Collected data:
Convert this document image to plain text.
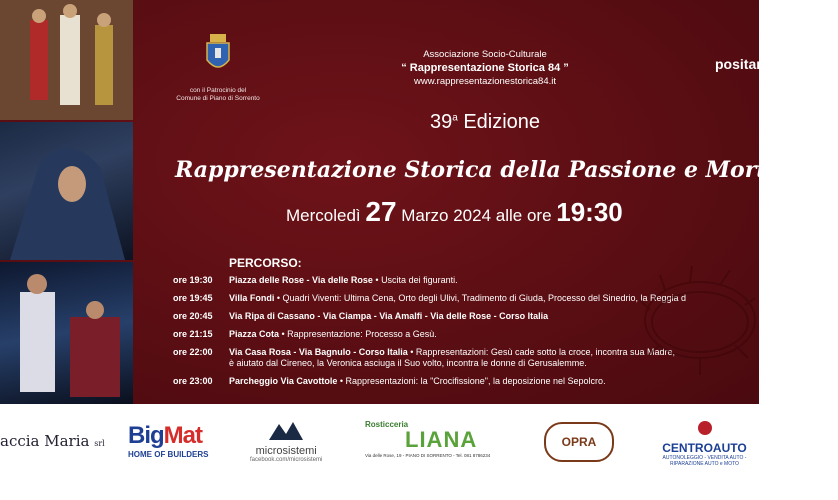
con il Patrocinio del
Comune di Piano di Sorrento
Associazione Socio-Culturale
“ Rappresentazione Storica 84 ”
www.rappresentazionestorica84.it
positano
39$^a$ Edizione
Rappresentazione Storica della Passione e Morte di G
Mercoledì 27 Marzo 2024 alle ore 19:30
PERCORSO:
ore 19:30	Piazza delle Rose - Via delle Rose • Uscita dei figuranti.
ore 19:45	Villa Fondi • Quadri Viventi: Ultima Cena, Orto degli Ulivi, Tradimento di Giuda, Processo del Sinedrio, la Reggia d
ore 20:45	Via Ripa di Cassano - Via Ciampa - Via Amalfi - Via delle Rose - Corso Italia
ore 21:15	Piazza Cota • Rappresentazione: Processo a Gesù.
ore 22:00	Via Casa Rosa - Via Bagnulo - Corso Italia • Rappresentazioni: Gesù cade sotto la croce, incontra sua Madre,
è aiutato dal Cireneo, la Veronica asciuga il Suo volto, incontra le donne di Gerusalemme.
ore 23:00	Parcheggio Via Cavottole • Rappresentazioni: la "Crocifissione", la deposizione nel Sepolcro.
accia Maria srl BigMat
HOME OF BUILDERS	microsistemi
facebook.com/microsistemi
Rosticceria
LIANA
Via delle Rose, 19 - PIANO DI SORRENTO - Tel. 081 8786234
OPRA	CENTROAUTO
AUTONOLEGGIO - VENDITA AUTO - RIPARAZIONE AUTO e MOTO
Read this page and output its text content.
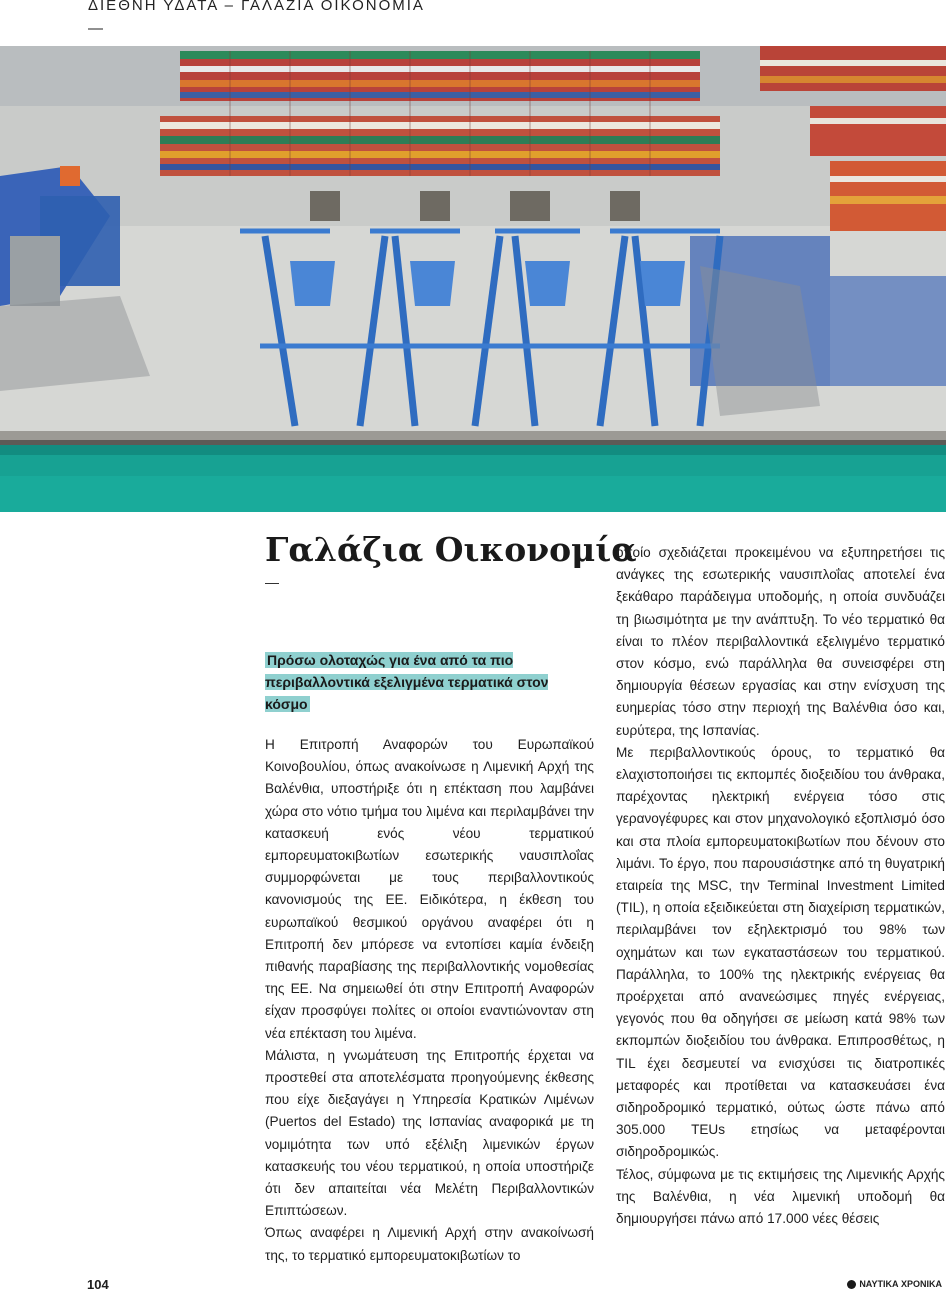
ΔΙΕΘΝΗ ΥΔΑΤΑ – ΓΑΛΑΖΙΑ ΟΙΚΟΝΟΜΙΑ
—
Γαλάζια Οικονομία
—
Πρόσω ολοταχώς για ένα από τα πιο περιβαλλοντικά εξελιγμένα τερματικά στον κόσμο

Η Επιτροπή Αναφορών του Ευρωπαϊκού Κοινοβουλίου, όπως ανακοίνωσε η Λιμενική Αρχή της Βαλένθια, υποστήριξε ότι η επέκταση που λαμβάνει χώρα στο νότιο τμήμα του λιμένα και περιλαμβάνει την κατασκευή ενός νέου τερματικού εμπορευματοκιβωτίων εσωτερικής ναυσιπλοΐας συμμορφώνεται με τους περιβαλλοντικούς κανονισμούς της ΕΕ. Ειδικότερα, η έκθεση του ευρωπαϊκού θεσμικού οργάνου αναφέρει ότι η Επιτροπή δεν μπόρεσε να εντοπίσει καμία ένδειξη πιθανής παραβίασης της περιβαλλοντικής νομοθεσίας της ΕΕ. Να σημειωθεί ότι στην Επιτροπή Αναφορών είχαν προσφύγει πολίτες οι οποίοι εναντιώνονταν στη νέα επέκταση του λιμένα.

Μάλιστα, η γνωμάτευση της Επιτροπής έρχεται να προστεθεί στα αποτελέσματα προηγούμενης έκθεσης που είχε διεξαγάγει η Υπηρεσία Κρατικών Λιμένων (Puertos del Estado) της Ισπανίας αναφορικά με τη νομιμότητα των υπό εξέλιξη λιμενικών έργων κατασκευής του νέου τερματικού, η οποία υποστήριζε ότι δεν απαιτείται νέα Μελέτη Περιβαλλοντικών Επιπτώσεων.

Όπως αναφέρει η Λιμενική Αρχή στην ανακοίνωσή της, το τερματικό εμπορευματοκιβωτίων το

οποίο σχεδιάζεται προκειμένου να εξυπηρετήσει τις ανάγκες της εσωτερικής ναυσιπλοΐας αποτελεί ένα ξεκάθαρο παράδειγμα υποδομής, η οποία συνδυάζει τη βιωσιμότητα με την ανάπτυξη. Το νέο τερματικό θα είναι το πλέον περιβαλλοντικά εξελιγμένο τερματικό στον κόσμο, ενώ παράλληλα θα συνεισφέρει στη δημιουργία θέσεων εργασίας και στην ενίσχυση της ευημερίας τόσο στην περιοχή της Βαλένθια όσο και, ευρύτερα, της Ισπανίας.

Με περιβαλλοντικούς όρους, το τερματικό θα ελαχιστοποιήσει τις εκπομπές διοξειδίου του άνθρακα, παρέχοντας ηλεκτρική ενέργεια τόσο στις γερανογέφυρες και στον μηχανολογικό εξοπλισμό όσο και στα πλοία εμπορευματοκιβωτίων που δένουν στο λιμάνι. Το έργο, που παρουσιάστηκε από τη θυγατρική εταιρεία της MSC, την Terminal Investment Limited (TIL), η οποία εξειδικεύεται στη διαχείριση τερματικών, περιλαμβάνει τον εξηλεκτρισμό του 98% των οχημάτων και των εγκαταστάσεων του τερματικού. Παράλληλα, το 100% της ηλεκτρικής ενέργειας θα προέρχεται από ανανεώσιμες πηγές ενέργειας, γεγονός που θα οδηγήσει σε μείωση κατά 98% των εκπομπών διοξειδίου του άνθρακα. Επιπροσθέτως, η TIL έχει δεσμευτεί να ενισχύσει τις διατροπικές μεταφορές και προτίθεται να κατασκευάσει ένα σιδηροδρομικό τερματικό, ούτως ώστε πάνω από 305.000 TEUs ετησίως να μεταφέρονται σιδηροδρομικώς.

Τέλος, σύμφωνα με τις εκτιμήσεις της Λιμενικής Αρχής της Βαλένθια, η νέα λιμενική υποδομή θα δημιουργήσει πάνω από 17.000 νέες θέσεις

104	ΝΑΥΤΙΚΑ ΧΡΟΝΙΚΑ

* * *

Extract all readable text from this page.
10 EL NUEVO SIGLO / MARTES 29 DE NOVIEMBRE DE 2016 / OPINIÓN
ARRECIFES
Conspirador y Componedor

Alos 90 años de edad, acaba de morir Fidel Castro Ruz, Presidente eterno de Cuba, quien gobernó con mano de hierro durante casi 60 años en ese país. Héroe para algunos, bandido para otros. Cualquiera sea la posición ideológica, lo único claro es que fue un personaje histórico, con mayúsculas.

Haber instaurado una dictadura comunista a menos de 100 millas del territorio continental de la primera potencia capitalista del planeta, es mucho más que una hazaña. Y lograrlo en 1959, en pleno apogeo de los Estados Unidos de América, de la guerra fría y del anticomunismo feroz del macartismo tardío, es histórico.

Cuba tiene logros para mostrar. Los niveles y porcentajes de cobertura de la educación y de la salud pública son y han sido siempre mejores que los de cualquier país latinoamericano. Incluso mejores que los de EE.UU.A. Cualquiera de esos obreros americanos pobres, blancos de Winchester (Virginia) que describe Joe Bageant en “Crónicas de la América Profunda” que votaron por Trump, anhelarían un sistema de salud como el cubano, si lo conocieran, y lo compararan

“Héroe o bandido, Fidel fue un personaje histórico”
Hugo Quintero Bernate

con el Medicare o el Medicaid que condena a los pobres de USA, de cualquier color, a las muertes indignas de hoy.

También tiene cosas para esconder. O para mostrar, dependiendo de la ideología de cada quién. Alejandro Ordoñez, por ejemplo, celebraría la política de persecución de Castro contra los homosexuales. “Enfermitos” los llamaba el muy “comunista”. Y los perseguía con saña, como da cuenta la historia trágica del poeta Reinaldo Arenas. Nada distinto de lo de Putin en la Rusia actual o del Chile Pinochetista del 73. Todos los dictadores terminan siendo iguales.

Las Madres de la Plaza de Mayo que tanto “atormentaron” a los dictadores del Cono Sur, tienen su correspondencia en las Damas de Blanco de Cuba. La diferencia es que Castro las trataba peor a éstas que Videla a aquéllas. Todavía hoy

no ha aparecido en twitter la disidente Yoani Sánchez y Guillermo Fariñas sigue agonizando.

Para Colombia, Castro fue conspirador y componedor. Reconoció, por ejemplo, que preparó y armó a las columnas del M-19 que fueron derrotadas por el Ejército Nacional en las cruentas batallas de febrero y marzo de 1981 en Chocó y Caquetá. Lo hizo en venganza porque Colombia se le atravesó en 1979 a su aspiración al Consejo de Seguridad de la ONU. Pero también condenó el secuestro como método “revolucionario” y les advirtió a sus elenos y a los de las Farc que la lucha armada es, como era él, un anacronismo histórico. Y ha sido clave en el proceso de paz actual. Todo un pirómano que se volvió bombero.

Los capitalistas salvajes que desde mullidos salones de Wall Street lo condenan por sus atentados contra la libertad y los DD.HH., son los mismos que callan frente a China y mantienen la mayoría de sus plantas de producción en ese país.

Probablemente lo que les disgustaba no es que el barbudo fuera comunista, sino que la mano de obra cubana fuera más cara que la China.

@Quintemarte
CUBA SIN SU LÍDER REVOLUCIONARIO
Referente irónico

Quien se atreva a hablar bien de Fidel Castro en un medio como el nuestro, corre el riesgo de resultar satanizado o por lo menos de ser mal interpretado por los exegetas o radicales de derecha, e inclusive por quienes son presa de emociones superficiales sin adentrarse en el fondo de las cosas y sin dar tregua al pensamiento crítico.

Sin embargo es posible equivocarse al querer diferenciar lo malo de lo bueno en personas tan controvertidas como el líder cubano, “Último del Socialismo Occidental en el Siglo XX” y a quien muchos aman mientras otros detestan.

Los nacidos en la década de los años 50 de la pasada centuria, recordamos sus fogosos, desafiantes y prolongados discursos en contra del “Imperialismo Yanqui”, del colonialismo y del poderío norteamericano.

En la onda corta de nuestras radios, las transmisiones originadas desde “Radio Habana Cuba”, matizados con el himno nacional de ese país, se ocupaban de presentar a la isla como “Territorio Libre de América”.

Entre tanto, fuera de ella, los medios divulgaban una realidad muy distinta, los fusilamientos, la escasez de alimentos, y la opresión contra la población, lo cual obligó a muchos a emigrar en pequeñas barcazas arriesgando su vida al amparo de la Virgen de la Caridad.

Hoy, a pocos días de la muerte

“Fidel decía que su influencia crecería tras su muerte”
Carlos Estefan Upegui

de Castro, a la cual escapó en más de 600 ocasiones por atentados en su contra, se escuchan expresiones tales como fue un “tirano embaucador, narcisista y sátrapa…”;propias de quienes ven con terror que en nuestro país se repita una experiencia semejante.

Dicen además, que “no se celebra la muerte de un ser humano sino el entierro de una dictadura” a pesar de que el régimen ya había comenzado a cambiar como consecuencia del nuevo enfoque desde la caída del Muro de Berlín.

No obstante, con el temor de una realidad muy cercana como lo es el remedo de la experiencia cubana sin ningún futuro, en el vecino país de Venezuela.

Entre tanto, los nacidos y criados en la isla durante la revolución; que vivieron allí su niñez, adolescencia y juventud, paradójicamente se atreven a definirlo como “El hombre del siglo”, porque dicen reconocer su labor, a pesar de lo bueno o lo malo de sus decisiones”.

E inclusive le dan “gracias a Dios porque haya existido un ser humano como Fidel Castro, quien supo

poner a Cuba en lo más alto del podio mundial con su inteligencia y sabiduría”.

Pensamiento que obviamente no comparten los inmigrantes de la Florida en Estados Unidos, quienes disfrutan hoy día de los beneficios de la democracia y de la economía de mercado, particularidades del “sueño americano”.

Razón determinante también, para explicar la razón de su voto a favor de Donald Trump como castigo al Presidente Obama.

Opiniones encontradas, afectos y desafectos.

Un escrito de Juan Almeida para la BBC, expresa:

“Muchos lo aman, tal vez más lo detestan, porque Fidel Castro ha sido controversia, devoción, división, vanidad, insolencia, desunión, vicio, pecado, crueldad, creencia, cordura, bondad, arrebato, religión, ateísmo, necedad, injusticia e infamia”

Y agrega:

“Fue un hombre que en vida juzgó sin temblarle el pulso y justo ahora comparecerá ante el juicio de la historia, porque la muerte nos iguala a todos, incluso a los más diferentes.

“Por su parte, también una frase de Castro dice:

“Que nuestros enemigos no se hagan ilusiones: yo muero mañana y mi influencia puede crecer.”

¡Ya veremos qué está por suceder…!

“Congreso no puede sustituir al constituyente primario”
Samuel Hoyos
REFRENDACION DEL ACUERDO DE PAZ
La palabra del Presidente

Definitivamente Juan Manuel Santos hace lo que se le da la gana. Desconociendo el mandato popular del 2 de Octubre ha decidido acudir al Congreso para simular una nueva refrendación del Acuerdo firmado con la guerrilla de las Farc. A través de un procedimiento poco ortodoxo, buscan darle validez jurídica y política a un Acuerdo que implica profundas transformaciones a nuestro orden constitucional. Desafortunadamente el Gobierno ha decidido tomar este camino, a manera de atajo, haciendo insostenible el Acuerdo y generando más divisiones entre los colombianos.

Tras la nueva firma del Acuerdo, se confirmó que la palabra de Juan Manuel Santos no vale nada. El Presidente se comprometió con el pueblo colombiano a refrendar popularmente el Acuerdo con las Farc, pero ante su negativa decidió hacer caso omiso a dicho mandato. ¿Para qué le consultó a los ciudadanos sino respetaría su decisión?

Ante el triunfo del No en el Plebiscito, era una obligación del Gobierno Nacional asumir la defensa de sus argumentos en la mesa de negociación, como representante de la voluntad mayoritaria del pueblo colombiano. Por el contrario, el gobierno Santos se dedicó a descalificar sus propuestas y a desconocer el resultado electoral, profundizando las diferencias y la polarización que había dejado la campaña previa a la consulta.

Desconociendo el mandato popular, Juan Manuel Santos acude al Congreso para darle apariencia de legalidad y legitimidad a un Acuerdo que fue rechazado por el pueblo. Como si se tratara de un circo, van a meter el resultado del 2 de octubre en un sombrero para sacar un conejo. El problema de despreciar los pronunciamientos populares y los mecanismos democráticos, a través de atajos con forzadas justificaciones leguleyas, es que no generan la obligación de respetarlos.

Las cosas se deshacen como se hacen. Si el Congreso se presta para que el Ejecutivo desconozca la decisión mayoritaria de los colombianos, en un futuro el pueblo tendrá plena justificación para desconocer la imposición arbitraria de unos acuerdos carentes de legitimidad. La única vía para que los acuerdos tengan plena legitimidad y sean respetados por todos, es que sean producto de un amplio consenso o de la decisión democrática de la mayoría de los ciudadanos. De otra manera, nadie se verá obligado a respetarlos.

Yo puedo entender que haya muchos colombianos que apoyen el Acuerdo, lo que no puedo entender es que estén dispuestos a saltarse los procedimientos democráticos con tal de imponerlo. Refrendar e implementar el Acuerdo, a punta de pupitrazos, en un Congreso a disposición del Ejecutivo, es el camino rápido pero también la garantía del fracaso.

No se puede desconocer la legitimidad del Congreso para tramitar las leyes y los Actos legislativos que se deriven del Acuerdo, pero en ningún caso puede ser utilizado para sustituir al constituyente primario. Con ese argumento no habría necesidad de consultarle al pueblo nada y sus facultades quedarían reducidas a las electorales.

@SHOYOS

> Work instructions:
Among the entries, how many lines include the word "influencia"? Answer with a single number and nothing further.

> Exercise solution:
2